Exercise instructions :: Go through the records underneath and write each one out again exactly.
— BEGIN Records provided —
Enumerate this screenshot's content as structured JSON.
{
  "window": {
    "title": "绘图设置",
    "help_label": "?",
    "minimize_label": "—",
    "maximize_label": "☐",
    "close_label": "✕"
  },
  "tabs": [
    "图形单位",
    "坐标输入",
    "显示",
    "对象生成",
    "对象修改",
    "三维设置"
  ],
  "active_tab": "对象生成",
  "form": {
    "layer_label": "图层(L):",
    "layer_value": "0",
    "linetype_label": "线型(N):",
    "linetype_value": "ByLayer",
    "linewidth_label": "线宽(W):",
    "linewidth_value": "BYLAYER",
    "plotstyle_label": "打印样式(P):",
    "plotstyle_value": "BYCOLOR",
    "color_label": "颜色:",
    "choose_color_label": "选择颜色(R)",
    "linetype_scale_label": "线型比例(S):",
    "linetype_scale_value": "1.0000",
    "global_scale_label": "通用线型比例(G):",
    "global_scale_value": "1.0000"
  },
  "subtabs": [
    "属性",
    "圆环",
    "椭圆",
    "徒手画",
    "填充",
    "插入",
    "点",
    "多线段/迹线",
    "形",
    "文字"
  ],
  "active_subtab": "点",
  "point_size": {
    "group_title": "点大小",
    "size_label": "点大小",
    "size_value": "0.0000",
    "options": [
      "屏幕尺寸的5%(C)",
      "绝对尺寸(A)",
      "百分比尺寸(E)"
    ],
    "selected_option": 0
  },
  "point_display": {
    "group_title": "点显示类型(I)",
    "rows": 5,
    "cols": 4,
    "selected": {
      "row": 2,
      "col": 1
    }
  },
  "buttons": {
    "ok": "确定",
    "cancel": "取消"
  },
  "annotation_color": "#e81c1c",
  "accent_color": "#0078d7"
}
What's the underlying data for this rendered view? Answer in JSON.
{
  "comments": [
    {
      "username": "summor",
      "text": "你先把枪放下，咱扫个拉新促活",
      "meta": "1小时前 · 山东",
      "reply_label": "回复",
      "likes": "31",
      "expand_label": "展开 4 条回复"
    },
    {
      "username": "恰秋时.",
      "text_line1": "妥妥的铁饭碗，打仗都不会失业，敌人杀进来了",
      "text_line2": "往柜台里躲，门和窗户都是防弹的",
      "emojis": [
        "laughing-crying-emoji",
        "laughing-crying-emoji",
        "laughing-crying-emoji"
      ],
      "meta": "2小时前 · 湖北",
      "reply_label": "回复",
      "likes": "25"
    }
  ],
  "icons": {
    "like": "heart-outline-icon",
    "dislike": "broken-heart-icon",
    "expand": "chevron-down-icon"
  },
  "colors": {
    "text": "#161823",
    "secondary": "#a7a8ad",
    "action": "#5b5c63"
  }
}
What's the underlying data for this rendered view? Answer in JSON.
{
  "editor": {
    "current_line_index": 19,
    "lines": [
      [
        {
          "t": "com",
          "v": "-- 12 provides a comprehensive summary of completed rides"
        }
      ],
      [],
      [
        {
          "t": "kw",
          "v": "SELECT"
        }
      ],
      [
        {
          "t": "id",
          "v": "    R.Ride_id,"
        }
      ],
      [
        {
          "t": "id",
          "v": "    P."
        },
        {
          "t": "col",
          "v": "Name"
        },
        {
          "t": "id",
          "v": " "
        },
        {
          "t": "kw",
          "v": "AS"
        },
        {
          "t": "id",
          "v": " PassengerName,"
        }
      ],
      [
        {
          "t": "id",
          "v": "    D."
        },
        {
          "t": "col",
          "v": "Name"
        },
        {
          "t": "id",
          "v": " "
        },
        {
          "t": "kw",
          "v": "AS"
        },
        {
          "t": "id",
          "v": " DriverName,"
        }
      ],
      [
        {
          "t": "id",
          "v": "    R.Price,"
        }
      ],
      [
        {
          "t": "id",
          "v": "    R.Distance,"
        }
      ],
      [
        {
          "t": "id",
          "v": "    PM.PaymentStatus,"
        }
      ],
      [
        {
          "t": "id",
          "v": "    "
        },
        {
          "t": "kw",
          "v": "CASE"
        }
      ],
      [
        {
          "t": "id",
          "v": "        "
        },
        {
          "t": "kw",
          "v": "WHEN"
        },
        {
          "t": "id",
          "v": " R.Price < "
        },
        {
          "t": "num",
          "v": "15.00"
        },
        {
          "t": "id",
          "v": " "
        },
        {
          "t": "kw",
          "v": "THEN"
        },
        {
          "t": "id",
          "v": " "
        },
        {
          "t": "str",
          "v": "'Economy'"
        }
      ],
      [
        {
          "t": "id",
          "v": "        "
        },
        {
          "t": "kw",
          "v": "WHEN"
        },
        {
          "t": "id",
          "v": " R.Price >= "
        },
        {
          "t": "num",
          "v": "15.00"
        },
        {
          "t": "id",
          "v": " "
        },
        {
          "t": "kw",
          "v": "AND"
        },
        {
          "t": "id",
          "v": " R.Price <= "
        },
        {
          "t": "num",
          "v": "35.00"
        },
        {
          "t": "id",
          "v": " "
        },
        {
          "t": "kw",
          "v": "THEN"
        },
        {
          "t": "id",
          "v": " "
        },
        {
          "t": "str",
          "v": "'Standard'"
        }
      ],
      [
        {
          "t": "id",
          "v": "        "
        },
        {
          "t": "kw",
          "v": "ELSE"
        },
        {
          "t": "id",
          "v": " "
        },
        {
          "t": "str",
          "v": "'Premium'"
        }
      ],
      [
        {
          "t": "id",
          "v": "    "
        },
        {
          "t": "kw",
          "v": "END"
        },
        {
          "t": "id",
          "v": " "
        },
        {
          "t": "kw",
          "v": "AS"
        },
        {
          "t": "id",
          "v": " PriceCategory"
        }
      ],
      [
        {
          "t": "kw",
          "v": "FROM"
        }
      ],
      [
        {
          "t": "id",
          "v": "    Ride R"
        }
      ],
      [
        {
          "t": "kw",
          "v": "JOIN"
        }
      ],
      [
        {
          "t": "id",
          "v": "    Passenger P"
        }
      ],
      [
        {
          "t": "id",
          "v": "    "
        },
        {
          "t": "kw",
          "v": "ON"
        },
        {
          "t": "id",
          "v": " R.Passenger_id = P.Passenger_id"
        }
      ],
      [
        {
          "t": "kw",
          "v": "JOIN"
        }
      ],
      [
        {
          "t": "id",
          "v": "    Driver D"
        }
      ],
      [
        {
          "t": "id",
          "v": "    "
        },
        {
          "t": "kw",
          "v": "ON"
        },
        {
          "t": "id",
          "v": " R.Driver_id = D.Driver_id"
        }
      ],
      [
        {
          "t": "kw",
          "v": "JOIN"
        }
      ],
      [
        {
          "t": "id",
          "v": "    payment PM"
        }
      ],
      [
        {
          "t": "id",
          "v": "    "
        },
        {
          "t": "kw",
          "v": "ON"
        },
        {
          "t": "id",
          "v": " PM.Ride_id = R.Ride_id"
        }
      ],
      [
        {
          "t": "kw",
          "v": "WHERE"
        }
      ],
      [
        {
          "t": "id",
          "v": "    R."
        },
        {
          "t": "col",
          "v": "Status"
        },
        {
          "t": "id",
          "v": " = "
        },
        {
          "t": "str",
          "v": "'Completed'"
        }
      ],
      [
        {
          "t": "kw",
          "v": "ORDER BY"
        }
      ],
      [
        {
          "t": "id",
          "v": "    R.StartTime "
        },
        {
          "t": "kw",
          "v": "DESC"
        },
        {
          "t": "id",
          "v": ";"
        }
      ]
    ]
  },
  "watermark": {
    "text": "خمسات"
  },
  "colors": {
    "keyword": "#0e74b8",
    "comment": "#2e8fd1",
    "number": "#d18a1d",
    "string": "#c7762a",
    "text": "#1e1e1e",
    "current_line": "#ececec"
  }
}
— END Records provided —
Full answer ::
Enumerate this screenshot's content as structured JSON.
{
  "window": {
    "title": "绘图设置",
    "help_label": "?",
    "minimize_label": "—",
    "maximize_label": "☐",
    "close_label": "✕"
  },
  "tabs": [
    "图形单位",
    "坐标输入",
    "显示",
    "对象生成",
    "对象修改",
    "三维设置"
  ],
  "active_tab": "对象生成",
  "form": {
    "layer_label": "图层(L):",
    "layer_value": "0",
    "linetype_label": "线型(N):",
    "linetype_value": "ByLayer",
    "linewidth_label": "线宽(W):",
    "linewidth_value": "BYLAYER",
    "plotstyle_label": "打印样式(P):",
    "plotstyle_value": "BYCOLOR",
    "color_label": "颜色:",
    "choose_color_label": "选择颜色(R)",
    "linetype_scale_label": "线型比例(S):",
    "linetype_scale_value": "1.0000",
    "global_scale_label": "通用线型比例(G):",
    "global_scale_value": "1.0000"
  },
  "subtabs": [
    "属性",
    "圆环",
    "椭圆",
    "徒手画",
    "填充",
    "插入",
    "点",
    "多线段/迹线",
    "形",
    "文字"
  ],
  "active_subtab": "点",
  "point_size": {
    "group_title": "点大小",
    "size_label": "点大小",
    "size_value": "0.0000",
    "options": [
      "屏幕尺寸的5%(C)",
      "绝对尺寸(A)",
      "百分比尺寸(E)"
    ],
    "selected_option": 0
  },
  "point_display": {
    "group_title": "点显示类型(I)",
    "rows": 5,
    "cols": 4,
    "selected": {
      "row": 2,
      "col": 1
    }
  },
  "buttons": {
    "ok": "确定",
    "cancel": "取消"
  },
  "annotation_color": "#e81c1c",
  "accent_color": "#0078d7"
}
What's the underlying data for this rendered view? Answer in JSON.
{
  "comments": [
    {
      "username": "summor",
      "text": "你先把枪放下，咱扫个拉新促活",
      "meta": "1小时前 · 山东",
      "reply_label": "回复",
      "likes": "31",
      "expand_label": "展开 4 条回复"
    },
    {
      "username": "恰秋时.",
      "text_line1": "妥妥的铁饭碗，打仗都不会失业，敌人杀进来了",
      "text_line2": "往柜台里躲，门和窗户都是防弹的",
      "emojis": [
        "laughing-crying-emoji",
        "laughing-crying-emoji",
        "laughing-crying-emoji"
      ],
      "meta": "2小时前 · 湖北",
      "reply_label": "回复",
      "likes": "25"
    }
  ],
  "icons": {
    "like": "heart-outline-icon",
    "dislike": "broken-heart-icon",
    "expand": "chevron-down-icon"
  },
  "colors": {
    "text": "#161823",
    "secondary": "#a7a8ad",
    "action": "#5b5c63"
  }
}
What's the underlying data for this rendered view? Answer in JSON.
{
  "editor": {
    "current_line_index": 19,
    "lines": [
      [
        {
          "t": "com",
          "v": "-- 12 provides a comprehensive summary of completed rides"
        }
      ],
      [],
      [
        {
          "t": "kw",
          "v": "SELECT"
        }
      ],
      [
        {
          "t": "id",
          "v": "    R.Ride_id,"
        }
      ],
      [
        {
          "t": "id",
          "v": "    P."
        },
        {
          "t": "col",
          "v": "Name"
        },
        {
          "t": "id",
          "v": " "
        },
        {
          "t": "kw",
          "v": "AS"
        },
        {
          "t": "id",
          "v": " PassengerName,"
        }
      ],
      [
        {
          "t": "id",
          "v": "    D."
        },
        {
          "t": "col",
          "v": "Name"
        },
        {
          "t": "id",
          "v": " "
        },
        {
          "t": "kw",
          "v": "AS"
        },
        {
          "t": "id",
          "v": " DriverName,"
        }
      ],
      [
        {
          "t": "id",
          "v": "    R.Price,"
        }
      ],
      [
        {
          "t": "id",
          "v": "    R.Distance,"
        }
      ],
      [
        {
          "t": "id",
          "v": "    PM.PaymentStatus,"
        }
      ],
      [
        {
          "t": "id",
          "v": "    "
        },
        {
          "t": "kw",
          "v": "CASE"
        }
      ],
      [
        {
          "t": "id",
          "v": "        "
        },
        {
          "t": "kw",
          "v": "WHEN"
        },
        {
          "t": "id",
          "v": " R.Price < "
        },
        {
          "t": "num",
          "v": "15.00"
        },
        {
          "t": "id",
          "v": " "
        },
        {
          "t": "kw",
          "v": "THEN"
        },
        {
          "t": "id",
          "v": " "
        },
        {
          "t": "str",
          "v": "'Economy'"
        }
      ],
      [
        {
          "t": "id",
          "v": "        "
        },
        {
          "t": "kw",
          "v": "WHEN"
        },
        {
          "t": "id",
          "v": " R.Price >= "
        },
        {
          "t": "num",
          "v": "15.00"
        },
        {
          "t": "id",
          "v": " "
        },
        {
          "t": "kw",
          "v": "AND"
        },
        {
          "t": "id",
          "v": " R.Price <= "
        },
        {
          "t": "num",
          "v": "35.00"
        },
        {
          "t": "id",
          "v": " "
        },
        {
          "t": "kw",
          "v": "THEN"
        },
        {
          "t": "id",
          "v": " "
        },
        {
          "t": "str",
          "v": "'Standard'"
        }
      ],
      [
        {
          "t": "id",
          "v": "        "
        },
        {
          "t": "kw",
          "v": "ELSE"
        },
        {
          "t": "id",
          "v": " "
        },
        {
          "t": "str",
          "v": "'Premium'"
        }
      ],
      [
        {
          "t": "id",
          "v": "    "
        },
        {
          "t": "kw",
          "v": "END"
        },
        {
          "t": "id",
          "v": " "
        },
        {
          "t": "kw",
          "v": "AS"
        },
        {
          "t": "id",
          "v": " PriceCategory"
        }
      ],
      [
        {
          "t": "kw",
          "v": "FROM"
        }
      ],
      [
        {
          "t": "id",
          "v": "    Ride R"
        }
      ],
      [
        {
          "t": "kw",
          "v": "JOIN"
        }
      ],
      [
        {
          "t": "id",
          "v": "    Passenger P"
        }
      ],
      [
        {
          "t": "id",
          "v": "    "
        },
        {
          "t": "kw",
          "v": "ON"
        },
        {
          "t": "id",
          "v": " R.Passenger_id = P.Passenger_id"
        }
      ],
      [
        {
          "t": "kw",
          "v": "JOIN"
        }
      ],
      [
        {
          "t": "id",
          "v": "    Driver D"
        }
      ],
      [
        {
          "t": "id",
          "v": "    "
        },
        {
          "t": "kw",
          "v": "ON"
        },
        {
          "t": "id",
          "v": " R.Driver_id = D.Driver_id"
        }
      ],
      [
        {
          "t": "kw",
          "v": "JOIN"
        }
      ],
      [
        {
          "t": "id",
          "v": "    payment PM"
        }
      ],
      [
        {
          "t": "id",
          "v": "    "
        },
        {
          "t": "kw",
          "v": "ON"
        },
        {
          "t": "id",
          "v": " PM.Ride_id = R.Ride_id"
        }
      ],
      [
        {
          "t": "kw",
          "v": "WHERE"
        }
      ],
      [
        {
          "t": "id",
          "v": "    R."
        },
        {
          "t": "col",
          "v": "Status"
        },
        {
          "t": "id",
          "v": " = "
        },
        {
          "t": "str",
          "v": "'Completed'"
        }
      ],
      [
        {
          "t": "kw",
          "v": "ORDER BY"
        }
      ],
      [
        {
          "t": "id",
          "v": "    R.StartTime "
        },
        {
          "t": "kw",
          "v": "DESC"
        },
        {
          "t": "id",
          "v": ";"
        }
      ]
    ]
  },
  "watermark": {
    "text": "خمسات"
  },
  "colors": {
    "keyword": "#0e74b8",
    "comment": "#2e8fd1",
    "number": "#d18a1d",
    "string": "#c7762a",
    "text": "#1e1e1e",
    "current_line": "#ececec"
  }
}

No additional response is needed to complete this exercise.